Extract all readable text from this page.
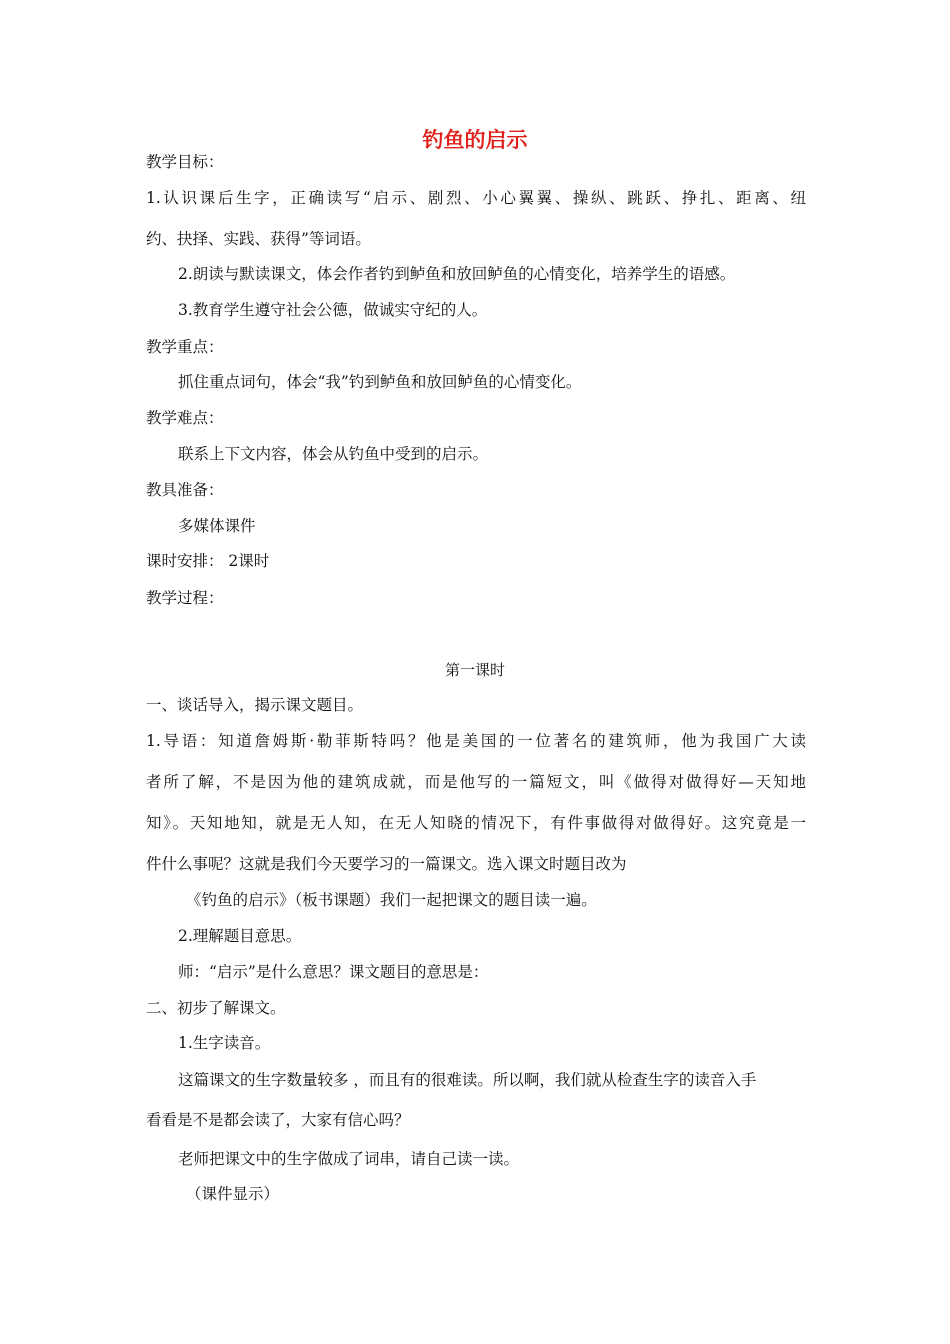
钓鱼的启示
教学目标：
1.认识课后生字，正确读写“启示、剧烈、小心翼翼、操纵、跳跃、挣扎、距离、纽
约、抉择、实践、获得”等词语。
2.朗读与默读课文，体会作者钓到鲈鱼和放回鲈鱼的心情变化，培养学生的语感。
3.教育学生遵守社会公德，做诚实守纪的人。
教学重点：
抓住重点词句，体会“我”钓到鲈鱼和放回鲈鱼的心情变化。
教学难点：
联系上下文内容，体会从钓鱼中受到的启示。
教具准备：
多媒体课件
课时安排： 2课时
教学过程：
第一课时
一、谈话导入，揭示课文题目。
1.导语：知道詹姆斯·勒菲斯特吗？他是美国的一位著名的建筑师，他为我国广大读
者所了解，不是因为他的建筑成就，而是他写的一篇短文，叫《做得对做得好—天知地
知》。天知地知，就是无人知，在无人知晓的情况下，有件事做得对做得好。这究竟是一
件什么事呢？这就是我们今天要学习的一篇课文。选入课文时题目改为
《钓鱼的启示》（板书课题）我们一起把课文的题目读一遍。
2.理解题目意思。
师：“启示”是什么意思？课文题目的意思是：
二、初步了解课文。
1.生字读音。
这篇课文的生字数量较多 ，而且有的很难读。所以啊，我们就从检查生字的读音入手
看看是不是都会读了，大家有信心吗？
老师把课文中的生字做成了词串，请自己读一读。
（课件显示）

▶ [Aim of the task]: All of the material above should be reproduced exactly, except the pictures.

▶ [Exercise response]:
Extract all readable text from this page.
钓鱼的启示
教学目标：
1.认识课后生字，正确读写“启示、剧烈、小心翼翼、操纵、跳跃、挣扎、距离、纽
约、抉择、实践、获得”等词语。
2.朗读与默读课文，体会作者钓到鲈鱼和放回鲈鱼的心情变化，培养学生的语感。
3.教育学生遵守社会公德，做诚实守纪的人。
教学重点：
抓住重点词句，体会“我”钓到鲈鱼和放回鲈鱼的心情变化。
教学难点：
联系上下文内容，体会从钓鱼中受到的启示。
教具准备：
多媒体课件
课时安排： 2课时
教学过程：
第一课时
一、谈话导入，揭示课文题目。
1.导语：知道詹姆斯·勒菲斯特吗？他是美国的一位著名的建筑师，他为我国广大读
者所了解，不是因为他的建筑成就，而是他写的一篇短文，叫《做得对做得好—天知地
知》。天知地知，就是无人知，在无人知晓的情况下，有件事做得对做得好。这究竟是一
件什么事呢？这就是我们今天要学习的一篇课文。选入课文时题目改为
《钓鱼的启示》（板书课题）我们一起把课文的题目读一遍。
2.理解题目意思。
师：“启示”是什么意思？课文题目的意思是：
二、初步了解课文。
1.生字读音。
这篇课文的生字数量较多 ，而且有的很难读。所以啊，我们就从检查生字的读音入手
看看是不是都会读了，大家有信心吗？
老师把课文中的生字做成了词串，请自己读一读。
（课件显示）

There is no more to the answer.